• _Data entries for graphics_

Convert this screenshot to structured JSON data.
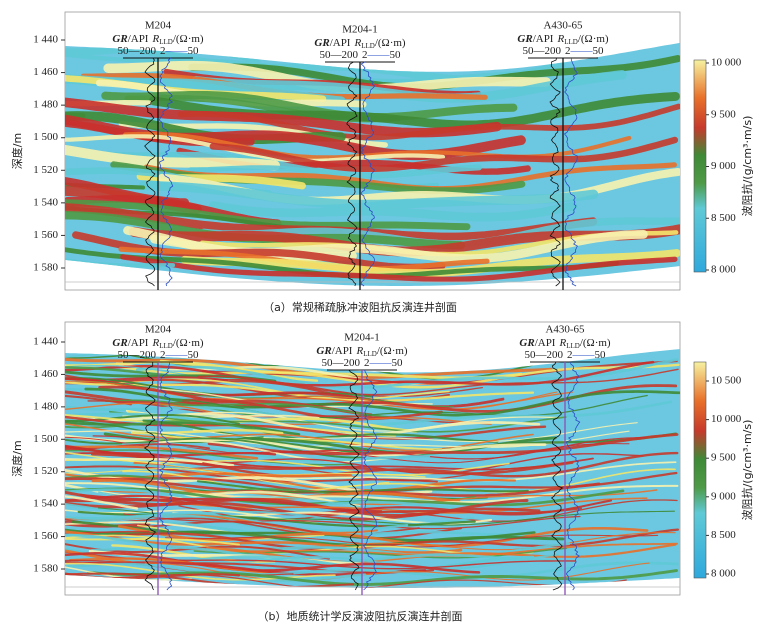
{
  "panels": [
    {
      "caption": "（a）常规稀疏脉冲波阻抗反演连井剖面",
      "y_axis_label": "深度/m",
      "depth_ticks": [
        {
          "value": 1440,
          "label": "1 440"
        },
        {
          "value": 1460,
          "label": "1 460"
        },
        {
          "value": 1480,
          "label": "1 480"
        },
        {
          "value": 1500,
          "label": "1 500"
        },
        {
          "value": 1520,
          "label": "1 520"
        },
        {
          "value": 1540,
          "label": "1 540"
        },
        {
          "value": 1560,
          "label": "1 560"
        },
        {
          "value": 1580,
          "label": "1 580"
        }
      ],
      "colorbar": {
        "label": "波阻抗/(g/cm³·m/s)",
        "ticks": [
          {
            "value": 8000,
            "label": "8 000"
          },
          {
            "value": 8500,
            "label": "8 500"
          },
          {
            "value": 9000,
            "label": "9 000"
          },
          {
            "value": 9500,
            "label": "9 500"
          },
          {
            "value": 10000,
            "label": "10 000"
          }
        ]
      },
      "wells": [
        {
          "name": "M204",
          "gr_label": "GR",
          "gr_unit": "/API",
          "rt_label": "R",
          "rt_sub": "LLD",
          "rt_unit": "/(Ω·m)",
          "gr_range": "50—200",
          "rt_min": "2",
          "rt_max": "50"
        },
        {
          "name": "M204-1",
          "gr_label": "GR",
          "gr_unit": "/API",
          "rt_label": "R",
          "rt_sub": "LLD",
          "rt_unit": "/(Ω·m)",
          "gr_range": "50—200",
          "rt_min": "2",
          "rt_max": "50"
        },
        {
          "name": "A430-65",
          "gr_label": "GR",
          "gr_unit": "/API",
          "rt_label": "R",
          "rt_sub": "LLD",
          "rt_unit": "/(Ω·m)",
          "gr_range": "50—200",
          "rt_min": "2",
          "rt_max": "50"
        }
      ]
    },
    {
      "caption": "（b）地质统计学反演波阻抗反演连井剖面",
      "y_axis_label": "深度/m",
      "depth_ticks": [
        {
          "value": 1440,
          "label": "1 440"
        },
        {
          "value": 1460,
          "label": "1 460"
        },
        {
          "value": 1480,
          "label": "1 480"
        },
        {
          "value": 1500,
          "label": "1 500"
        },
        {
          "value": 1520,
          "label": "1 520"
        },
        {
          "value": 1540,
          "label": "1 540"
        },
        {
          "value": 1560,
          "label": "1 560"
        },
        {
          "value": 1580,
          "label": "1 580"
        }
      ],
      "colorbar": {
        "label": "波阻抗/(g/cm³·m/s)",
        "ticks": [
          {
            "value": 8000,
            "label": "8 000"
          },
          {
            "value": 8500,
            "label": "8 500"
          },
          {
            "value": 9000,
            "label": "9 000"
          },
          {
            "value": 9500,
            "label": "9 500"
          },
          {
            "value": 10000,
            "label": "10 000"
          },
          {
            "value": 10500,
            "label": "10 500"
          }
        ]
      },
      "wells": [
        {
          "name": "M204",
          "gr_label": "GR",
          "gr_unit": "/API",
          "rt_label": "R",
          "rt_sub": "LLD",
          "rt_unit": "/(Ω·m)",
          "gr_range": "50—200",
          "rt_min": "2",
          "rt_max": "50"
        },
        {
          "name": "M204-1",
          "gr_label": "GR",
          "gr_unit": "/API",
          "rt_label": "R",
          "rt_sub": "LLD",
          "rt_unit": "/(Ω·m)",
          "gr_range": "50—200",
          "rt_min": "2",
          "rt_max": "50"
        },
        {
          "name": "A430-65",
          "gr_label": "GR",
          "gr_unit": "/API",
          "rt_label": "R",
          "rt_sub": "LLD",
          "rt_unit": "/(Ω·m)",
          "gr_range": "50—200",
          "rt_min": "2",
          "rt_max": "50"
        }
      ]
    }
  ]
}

• _Exercise objective_
Search the records for the word "caption". Copy every line that has it.

• _Solution for this exercise_
      "caption": "（a）常规稀疏脉冲波阻抗反演连井剖面",
      "caption": "（b）地质统计学反演波阻抗反演连井剖面",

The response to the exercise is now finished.